◆ EXERCISE AIM ◆
Pick out each line below containing "VANLOCK".

◆ THE RECORDS ◆
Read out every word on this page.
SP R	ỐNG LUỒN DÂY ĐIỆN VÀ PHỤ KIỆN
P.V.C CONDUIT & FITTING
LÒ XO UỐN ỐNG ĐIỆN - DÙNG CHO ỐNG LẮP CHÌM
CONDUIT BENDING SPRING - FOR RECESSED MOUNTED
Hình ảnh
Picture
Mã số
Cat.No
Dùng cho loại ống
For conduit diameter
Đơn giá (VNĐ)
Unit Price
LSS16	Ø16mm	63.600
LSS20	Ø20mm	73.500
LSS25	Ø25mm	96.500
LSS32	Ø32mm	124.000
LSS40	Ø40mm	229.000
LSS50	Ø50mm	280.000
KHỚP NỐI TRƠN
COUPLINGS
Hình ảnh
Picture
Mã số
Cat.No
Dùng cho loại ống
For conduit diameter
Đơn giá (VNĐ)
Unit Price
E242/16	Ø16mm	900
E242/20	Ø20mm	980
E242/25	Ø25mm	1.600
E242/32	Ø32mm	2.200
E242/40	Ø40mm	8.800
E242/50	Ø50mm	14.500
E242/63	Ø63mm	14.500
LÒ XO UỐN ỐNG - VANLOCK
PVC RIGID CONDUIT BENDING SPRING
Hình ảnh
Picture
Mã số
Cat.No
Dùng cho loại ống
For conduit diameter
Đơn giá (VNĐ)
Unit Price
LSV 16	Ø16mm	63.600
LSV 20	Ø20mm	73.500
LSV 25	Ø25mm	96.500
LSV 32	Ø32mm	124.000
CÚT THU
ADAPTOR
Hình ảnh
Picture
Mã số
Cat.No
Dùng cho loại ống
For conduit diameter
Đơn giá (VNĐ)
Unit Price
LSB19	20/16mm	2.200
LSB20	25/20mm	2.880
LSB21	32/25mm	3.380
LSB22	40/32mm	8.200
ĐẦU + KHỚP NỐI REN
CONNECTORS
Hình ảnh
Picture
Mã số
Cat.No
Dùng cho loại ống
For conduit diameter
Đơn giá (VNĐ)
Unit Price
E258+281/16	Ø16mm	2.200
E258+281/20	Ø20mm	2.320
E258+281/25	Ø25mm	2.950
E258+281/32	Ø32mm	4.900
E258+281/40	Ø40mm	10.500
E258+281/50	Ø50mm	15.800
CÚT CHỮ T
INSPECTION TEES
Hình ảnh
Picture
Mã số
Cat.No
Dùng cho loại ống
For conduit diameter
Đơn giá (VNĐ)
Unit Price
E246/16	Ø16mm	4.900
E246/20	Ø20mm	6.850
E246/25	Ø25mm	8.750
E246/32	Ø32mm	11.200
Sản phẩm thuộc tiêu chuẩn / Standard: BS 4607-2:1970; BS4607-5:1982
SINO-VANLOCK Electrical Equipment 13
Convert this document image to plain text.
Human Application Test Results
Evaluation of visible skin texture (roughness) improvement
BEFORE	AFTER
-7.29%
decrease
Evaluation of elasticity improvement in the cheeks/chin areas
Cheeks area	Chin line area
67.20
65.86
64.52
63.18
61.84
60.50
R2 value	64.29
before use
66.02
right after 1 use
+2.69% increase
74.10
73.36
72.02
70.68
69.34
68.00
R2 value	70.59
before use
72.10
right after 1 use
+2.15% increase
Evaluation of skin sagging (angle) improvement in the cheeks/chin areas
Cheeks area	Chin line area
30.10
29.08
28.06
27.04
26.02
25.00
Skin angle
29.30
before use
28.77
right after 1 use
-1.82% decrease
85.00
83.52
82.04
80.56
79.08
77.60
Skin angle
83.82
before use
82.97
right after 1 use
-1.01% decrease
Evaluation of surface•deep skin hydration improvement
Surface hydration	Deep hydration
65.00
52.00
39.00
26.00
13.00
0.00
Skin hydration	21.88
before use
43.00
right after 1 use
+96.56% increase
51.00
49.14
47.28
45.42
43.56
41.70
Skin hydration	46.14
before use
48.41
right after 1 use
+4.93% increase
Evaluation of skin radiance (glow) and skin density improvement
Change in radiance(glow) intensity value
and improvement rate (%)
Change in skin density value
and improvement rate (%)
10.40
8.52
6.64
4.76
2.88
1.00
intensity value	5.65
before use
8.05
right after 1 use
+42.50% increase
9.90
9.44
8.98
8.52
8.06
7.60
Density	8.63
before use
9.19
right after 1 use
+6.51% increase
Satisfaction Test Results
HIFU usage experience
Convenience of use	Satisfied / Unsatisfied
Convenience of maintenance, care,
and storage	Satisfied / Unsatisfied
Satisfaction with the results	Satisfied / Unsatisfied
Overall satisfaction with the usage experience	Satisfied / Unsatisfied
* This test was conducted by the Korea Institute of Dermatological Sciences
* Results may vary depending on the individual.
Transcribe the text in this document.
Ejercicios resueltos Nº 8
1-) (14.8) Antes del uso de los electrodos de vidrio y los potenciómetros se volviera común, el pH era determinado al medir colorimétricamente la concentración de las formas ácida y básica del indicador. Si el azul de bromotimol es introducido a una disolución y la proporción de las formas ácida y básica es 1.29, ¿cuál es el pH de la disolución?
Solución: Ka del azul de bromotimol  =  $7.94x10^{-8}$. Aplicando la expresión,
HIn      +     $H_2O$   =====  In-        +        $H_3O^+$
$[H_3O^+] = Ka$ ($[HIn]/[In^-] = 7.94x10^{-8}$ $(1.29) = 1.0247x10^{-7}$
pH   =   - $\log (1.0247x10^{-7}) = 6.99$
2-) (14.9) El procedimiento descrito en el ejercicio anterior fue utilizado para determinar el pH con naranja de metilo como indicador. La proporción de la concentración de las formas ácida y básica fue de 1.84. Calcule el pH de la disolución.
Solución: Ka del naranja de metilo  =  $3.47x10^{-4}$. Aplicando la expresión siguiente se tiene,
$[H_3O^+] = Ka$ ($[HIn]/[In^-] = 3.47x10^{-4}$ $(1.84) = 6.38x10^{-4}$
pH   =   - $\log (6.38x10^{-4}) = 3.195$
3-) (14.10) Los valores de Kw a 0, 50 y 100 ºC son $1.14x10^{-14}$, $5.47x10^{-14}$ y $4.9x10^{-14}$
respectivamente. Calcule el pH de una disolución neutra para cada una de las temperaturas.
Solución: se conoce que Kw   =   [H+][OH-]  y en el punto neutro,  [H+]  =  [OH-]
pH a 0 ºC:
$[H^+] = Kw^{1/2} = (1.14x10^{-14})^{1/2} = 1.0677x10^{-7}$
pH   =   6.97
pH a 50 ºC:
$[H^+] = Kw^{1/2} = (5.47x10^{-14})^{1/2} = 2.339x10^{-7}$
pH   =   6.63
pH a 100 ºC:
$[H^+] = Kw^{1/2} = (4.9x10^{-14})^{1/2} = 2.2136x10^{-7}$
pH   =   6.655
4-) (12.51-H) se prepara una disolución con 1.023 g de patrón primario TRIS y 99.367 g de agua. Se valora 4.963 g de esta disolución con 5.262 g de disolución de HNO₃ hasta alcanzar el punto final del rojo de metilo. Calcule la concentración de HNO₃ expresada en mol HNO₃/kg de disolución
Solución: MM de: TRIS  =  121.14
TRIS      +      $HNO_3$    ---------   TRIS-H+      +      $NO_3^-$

◆ ANSWER TO THIS EXERCISE ◆
LÒ XO UỐN ỐNG - VANLOCK
SINO-VANLOCK Electrical Equipment 13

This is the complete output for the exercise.